The records are to be restated in their entirety, word for word.

-- -- --

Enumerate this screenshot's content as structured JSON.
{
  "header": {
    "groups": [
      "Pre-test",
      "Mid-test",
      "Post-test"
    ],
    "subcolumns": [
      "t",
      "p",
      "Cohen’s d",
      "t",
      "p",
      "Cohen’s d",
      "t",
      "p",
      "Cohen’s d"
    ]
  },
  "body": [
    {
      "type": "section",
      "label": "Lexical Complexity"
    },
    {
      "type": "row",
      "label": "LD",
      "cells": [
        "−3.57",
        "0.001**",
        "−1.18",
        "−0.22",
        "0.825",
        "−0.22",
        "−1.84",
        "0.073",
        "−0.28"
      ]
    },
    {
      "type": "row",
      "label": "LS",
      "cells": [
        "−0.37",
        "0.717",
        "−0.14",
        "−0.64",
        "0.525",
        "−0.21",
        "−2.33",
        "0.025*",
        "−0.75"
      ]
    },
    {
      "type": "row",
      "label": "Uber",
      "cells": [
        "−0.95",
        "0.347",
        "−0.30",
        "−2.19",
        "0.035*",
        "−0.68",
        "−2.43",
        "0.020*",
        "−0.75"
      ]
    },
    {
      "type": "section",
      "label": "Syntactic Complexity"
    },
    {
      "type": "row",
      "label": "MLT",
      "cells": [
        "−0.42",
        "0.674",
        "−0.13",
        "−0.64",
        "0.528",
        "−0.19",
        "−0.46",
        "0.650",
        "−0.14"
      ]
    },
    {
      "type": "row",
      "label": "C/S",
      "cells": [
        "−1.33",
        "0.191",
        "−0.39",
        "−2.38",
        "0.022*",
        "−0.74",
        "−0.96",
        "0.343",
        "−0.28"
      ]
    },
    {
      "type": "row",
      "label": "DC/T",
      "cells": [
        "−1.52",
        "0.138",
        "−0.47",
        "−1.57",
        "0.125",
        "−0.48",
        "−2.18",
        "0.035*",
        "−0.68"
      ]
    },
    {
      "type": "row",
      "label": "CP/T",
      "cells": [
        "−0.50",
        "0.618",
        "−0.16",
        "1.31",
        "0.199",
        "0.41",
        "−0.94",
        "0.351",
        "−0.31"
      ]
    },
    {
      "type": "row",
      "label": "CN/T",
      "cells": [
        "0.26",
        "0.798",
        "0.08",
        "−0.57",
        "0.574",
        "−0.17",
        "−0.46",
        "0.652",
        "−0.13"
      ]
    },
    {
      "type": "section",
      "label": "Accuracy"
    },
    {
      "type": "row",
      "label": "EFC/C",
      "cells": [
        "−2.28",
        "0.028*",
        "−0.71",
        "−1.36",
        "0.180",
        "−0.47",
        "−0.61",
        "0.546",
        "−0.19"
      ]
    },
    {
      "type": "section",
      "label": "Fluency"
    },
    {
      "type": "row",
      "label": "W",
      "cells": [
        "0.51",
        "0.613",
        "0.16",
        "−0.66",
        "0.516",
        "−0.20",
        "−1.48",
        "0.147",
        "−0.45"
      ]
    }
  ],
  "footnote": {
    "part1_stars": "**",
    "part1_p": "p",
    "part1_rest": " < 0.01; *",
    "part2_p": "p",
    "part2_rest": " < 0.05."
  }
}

-- -- --

TASK ANSWER:
Enumerate this screenshot's content as structured JSON.
{
  "header": {
    "groups": [
      "Pre-test",
      "Mid-test",
      "Post-test"
    ],
    "subcolumns": [
      "t",
      "p",
      "Cohen’s d",
      "t",
      "p",
      "Cohen’s d",
      "t",
      "p",
      "Cohen’s d"
    ]
  },
  "body": [
    {
      "type": "section",
      "label": "Lexical Complexity"
    },
    {
      "type": "row",
      "label": "LD",
      "cells": [
        "−3.57",
        "0.001**",
        "−1.18",
        "−0.22",
        "0.825",
        "−0.22",
        "−1.84",
        "0.073",
        "−0.28"
      ]
    },
    {
      "type": "row",
      "label": "LS",
      "cells": [
        "−0.37",
        "0.717",
        "−0.14",
        "−0.64",
        "0.525",
        "−0.21",
        "−2.33",
        "0.025*",
        "−0.75"
      ]
    },
    {
      "type": "row",
      "label": "Uber",
      "cells": [
        "−0.95",
        "0.347",
        "−0.30",
        "−2.19",
        "0.035*",
        "−0.68",
        "−2.43",
        "0.020*",
        "−0.75"
      ]
    },
    {
      "type": "section",
      "label": "Syntactic Complexity"
    },
    {
      "type": "row",
      "label": "MLT",
      "cells": [
        "−0.42",
        "0.674",
        "−0.13",
        "−0.64",
        "0.528",
        "−0.19",
        "−0.46",
        "0.650",
        "−0.14"
      ]
    },
    {
      "type": "row",
      "label": "C/S",
      "cells": [
        "−1.33",
        "0.191",
        "−0.39",
        "−2.38",
        "0.022*",
        "−0.74",
        "−0.96",
        "0.343",
        "−0.28"
      ]
    },
    {
      "type": "row",
      "label": "DC/T",
      "cells": [
        "−1.52",
        "0.138",
        "−0.47",
        "−1.57",
        "0.125",
        "−0.48",
        "−2.18",
        "0.035*",
        "−0.68"
      ]
    },
    {
      "type": "row",
      "label": "CP/T",
      "cells": [
        "−0.50",
        "0.618",
        "−0.16",
        "1.31",
        "0.199",
        "0.41",
        "−0.94",
        "0.351",
        "−0.31"
      ]
    },
    {
      "type": "row",
      "label": "CN/T",
      "cells": [
        "0.26",
        "0.798",
        "0.08",
        "−0.57",
        "0.574",
        "−0.17",
        "−0.46",
        "0.652",
        "−0.13"
      ]
    },
    {
      "type": "section",
      "label": "Accuracy"
    },
    {
      "type": "row",
      "label": "EFC/C",
      "cells": [
        "−2.28",
        "0.028*",
        "−0.71",
        "−1.36",
        "0.180",
        "−0.47",
        "−0.61",
        "0.546",
        "−0.19"
      ]
    },
    {
      "type": "section",
      "label": "Fluency"
    },
    {
      "type": "row",
      "label": "W",
      "cells": [
        "0.51",
        "0.613",
        "0.16",
        "−0.66",
        "0.516",
        "−0.20",
        "−1.48",
        "0.147",
        "−0.45"
      ]
    }
  ],
  "footnote": {
    "part1_stars": "**",
    "part1_p": "p",
    "part1_rest": " < 0.01; *",
    "part2_p": "p",
    "part2_rest": " < 0.05."
  }
}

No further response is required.